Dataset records

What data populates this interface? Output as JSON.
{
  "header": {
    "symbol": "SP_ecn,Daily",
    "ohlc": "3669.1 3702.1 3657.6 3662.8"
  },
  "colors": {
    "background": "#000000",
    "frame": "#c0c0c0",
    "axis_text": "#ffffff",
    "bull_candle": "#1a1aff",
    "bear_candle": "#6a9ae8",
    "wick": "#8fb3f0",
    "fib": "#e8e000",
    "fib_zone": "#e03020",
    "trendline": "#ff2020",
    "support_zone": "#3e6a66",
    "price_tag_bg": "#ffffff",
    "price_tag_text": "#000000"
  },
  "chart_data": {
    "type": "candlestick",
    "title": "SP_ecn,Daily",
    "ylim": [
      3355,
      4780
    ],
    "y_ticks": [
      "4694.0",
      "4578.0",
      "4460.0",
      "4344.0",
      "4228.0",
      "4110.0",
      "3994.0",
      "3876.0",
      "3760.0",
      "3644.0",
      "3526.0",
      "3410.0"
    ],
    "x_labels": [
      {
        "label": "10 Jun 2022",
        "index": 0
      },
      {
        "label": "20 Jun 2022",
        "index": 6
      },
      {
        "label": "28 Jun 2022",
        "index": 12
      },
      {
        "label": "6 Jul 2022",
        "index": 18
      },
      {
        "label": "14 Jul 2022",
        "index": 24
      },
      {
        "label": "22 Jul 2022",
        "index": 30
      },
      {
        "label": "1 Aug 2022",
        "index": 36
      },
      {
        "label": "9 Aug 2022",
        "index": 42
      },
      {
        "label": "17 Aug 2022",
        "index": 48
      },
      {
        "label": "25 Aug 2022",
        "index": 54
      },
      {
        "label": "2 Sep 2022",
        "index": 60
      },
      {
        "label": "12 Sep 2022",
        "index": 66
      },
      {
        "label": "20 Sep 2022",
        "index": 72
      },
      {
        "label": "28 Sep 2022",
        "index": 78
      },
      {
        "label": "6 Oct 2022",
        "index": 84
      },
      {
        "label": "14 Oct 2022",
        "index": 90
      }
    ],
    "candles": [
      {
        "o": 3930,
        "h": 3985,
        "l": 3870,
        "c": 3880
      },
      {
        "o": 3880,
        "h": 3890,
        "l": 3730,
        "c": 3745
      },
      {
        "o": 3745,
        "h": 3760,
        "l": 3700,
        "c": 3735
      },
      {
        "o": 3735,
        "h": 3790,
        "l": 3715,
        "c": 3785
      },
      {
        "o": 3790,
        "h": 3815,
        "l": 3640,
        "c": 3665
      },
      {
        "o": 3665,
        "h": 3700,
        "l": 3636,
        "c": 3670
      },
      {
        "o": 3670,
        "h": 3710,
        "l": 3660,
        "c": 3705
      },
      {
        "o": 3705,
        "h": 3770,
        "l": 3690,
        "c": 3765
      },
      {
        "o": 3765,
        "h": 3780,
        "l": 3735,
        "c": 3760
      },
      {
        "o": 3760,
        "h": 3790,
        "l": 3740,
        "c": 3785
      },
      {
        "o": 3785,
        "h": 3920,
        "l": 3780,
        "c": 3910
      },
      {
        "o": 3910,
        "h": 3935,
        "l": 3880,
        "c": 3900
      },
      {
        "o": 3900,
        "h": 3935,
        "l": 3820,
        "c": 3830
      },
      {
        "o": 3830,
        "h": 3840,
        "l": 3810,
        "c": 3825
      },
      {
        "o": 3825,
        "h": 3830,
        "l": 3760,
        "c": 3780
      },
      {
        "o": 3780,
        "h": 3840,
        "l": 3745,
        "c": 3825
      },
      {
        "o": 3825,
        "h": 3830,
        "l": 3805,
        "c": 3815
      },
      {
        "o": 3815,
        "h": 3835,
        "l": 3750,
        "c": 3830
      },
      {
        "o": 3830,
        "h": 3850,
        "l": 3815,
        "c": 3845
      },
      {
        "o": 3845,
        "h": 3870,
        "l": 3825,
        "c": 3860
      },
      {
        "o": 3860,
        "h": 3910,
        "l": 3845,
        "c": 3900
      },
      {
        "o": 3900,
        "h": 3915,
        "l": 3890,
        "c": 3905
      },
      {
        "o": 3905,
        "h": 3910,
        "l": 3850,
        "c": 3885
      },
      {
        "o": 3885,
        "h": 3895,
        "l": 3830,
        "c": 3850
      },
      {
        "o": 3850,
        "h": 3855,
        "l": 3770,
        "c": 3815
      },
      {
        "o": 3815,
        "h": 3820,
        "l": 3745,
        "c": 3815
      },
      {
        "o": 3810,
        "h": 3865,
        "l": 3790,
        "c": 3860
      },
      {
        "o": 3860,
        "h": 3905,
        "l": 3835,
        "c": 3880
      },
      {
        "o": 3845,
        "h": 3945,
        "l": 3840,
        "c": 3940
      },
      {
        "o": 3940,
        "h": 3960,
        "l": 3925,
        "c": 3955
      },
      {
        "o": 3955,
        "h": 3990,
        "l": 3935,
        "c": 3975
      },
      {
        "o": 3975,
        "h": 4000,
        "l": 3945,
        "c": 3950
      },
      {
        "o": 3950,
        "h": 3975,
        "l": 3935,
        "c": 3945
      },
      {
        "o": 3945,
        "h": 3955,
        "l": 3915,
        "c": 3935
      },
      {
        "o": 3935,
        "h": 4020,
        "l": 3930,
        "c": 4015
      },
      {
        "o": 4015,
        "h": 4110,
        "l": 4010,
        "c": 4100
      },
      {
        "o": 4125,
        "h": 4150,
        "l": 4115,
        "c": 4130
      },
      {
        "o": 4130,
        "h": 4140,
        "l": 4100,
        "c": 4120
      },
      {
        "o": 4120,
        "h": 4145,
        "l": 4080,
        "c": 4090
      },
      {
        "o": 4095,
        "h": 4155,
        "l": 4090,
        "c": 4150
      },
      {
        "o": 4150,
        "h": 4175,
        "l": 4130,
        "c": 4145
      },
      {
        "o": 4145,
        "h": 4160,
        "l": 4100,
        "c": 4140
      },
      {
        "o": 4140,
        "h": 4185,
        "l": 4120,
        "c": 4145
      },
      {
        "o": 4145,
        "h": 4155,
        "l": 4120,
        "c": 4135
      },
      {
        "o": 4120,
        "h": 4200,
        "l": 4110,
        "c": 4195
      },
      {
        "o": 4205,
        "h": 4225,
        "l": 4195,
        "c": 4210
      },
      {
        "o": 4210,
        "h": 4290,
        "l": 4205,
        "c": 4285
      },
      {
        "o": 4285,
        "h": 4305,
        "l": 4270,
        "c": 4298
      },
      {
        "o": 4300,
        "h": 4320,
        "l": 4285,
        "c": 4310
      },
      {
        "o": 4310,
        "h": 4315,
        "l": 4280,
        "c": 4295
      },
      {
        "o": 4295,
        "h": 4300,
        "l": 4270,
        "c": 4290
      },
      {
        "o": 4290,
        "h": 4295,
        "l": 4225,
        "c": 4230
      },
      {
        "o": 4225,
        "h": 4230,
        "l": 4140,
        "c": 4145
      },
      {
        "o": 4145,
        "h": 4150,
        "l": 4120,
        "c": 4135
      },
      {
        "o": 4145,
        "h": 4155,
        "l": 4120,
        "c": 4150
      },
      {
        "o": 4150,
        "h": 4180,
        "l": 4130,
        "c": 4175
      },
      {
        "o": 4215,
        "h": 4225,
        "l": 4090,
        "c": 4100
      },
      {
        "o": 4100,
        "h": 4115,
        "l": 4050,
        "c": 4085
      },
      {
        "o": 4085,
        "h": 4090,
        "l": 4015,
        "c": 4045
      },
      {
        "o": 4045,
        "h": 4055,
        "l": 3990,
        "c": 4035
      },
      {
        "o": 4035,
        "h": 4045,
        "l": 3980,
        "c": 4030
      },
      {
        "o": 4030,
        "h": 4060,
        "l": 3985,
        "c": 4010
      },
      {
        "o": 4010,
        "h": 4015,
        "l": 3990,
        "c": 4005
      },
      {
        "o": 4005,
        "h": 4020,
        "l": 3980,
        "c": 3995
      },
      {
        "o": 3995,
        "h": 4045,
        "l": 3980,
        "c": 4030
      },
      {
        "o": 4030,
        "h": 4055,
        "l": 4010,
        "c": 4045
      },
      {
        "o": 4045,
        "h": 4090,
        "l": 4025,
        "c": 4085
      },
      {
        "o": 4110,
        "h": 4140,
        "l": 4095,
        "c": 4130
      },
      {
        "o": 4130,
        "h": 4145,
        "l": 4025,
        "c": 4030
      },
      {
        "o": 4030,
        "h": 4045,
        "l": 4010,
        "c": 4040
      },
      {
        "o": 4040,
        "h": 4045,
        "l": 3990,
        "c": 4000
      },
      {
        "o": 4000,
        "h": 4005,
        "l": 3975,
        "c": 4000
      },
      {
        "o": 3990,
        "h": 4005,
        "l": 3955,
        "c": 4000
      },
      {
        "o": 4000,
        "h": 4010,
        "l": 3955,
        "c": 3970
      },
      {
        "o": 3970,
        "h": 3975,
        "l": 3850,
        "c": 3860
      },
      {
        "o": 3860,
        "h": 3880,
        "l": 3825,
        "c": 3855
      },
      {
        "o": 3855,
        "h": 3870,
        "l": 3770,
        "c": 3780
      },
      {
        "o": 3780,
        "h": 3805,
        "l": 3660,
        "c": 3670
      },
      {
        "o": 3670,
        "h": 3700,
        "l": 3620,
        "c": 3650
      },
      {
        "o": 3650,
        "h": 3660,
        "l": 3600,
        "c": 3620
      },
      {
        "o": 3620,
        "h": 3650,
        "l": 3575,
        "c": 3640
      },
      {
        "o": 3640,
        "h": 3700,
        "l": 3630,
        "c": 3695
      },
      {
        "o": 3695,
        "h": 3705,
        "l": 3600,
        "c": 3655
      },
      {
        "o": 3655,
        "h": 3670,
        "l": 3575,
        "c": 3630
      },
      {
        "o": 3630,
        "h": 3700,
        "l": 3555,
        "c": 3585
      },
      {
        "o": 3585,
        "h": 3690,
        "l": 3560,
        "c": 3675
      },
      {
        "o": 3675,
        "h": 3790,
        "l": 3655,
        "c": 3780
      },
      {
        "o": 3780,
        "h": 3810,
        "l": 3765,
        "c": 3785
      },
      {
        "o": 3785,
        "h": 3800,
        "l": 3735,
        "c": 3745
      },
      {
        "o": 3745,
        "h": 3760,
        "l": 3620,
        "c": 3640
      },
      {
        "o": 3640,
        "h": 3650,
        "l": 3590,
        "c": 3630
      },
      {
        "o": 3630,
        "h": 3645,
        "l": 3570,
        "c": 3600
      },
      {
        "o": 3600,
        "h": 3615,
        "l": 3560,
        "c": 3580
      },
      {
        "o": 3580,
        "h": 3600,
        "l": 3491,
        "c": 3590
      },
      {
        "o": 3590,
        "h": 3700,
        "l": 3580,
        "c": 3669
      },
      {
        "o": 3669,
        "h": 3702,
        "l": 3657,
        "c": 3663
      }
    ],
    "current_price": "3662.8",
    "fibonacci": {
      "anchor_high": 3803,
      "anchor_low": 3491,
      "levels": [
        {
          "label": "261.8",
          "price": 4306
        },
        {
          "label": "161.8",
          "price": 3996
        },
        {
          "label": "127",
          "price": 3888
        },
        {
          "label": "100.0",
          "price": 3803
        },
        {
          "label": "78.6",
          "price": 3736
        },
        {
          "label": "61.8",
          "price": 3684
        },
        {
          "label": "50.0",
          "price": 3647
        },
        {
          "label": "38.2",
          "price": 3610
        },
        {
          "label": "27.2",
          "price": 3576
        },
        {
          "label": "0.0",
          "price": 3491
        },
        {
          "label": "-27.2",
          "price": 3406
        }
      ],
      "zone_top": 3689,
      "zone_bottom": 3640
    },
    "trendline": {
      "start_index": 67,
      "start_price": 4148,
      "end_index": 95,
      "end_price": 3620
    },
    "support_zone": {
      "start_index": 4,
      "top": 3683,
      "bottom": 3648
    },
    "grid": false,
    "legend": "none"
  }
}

### What is needed:
Copy every line from the records above that contains the word "Daily".

### Solution to this task:
    "symbol": "SP_ecn,Daily",
    "title": "SP_ecn,Daily",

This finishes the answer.